Leave out the pictures and reproduce all of the data exactly.

# # # # #

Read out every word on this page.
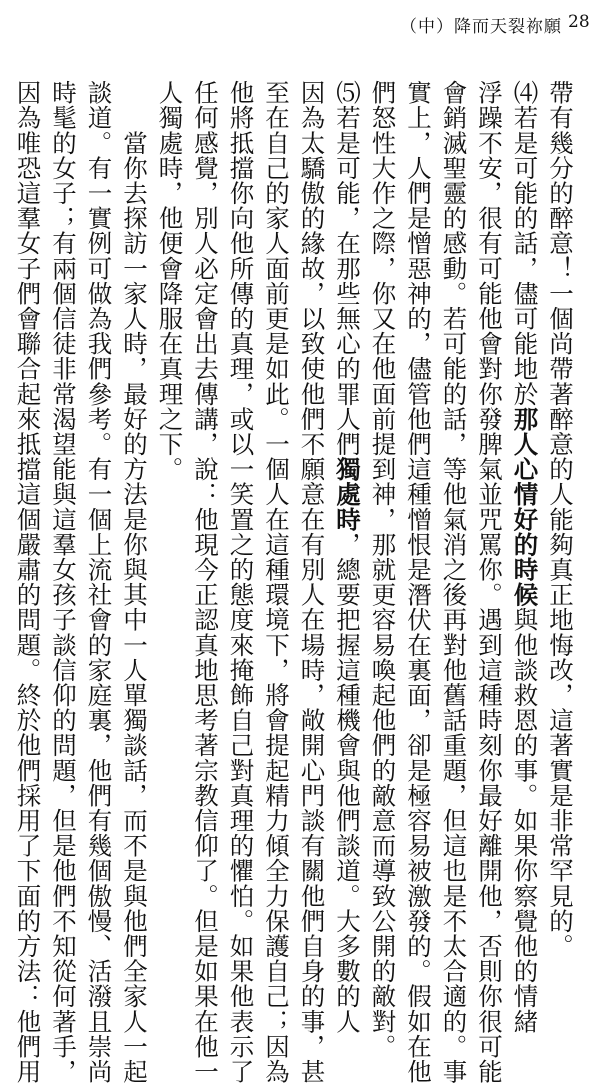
（中）降而天裂祢願 28
帶有幾分的醉意！一個尚帶著醉意的人能夠真正地悔改，這著實是非常罕見的。
⑷若是可能的話，儘可能地於那人心情好的時候與他談救恩的事。如果你察覺他的情緒
浮躁不安，很有可能他會對你發脾氣並咒罵你。遇到這種時刻你最好離開他，否則你很可能
會銷滅聖靈的感動。若可能的話，等他氣消之後再對他舊話重題，但這也是不太合適的。事
實上，人們是憎惡神的，儘管他們這種憎恨是潛伏在裏面，卻是極容易被激發的。假如在他
們怒性大作之際，你又在他面前提到神，那就更容易喚起他們的敵意而導致公開的敵對。
⑸若是可能，在那些無心的罪人們獨處時，總要把握這種機會與他們談道。大多數的人
因為太驕傲的緣故，以致使他們不願意在有別人在場時，敞開心門談有關他們自身的事，甚
至在自己的家人面前更是如此。一個人在這種環境下，將會提起精力傾全力保護自己；因為
他將抵擋你向他所傳的真理，或以一笑置之的態度來掩飾自己對真理的懼怕。如果他表示了
任何感覺，別人必定會出去傳講，說：他現今正認真地思考著宗教信仰了。但是如果在他一
人獨處時，他便會降服在真理之下。
　　當你去探訪一家人時，最好的方法是你與其中一人單獨談話，而不是與他們全家人一起
談道。有一實例可做為我們參考。有一個上流社會的家庭裏，他們有幾個傲慢、活潑且崇尚
時髦的女子；有兩個信徒非常渴望能與這羣女孩子談信仰的問題，但是他們不知從何著手，
因為唯恐這羣女子們會聯合起來抵擋這個嚴肅的問題。終於他們採用了下面的方法：他們用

# # # # #

== FULL SOLUTION ==
Read out every word on this page.
（中）降而天裂祢願 28
帶有幾分的醉意！一個尚帶著醉意的人能夠真正地悔改，這著實是非常罕見的。
⑷若是可能的話，儘可能地於那人心情好的時候與他談救恩的事。如果你察覺他的情緒
浮躁不安，很有可能他會對你發脾氣並咒罵你。遇到這種時刻你最好離開他，否則你很可能
會銷滅聖靈的感動。若可能的話，等他氣消之後再對他舊話重題，但這也是不太合適的。事
實上，人們是憎惡神的，儘管他們這種憎恨是潛伏在裏面，卻是極容易被激發的。假如在他
們怒性大作之際，你又在他面前提到神，那就更容易喚起他們的敵意而導致公開的敵對。
⑸若是可能，在那些無心的罪人們獨處時，總要把握這種機會與他們談道。大多數的人
因為太驕傲的緣故，以致使他們不願意在有別人在場時，敞開心門談有關他們自身的事，甚
至在自己的家人面前更是如此。一個人在這種環境下，將會提起精力傾全力保護自己；因為
他將抵擋你向他所傳的真理，或以一笑置之的態度來掩飾自己對真理的懼怕。如果他表示了
任何感覺，別人必定會出去傳講，說：他現今正認真地思考著宗教信仰了。但是如果在他一
人獨處時，他便會降服在真理之下。
　　當你去探訪一家人時，最好的方法是你與其中一人單獨談話，而不是與他們全家人一起
談道。有一實例可做為我們參考。有一個上流社會的家庭裏，他們有幾個傲慢、活潑且崇尚
時髦的女子；有兩個信徒非常渴望能與這羣女孩子談信仰的問題，但是他們不知從何著手，
因為唯恐這羣女子們會聯合起來抵擋這個嚴肅的問題。終於他們採用了下面的方法：他們用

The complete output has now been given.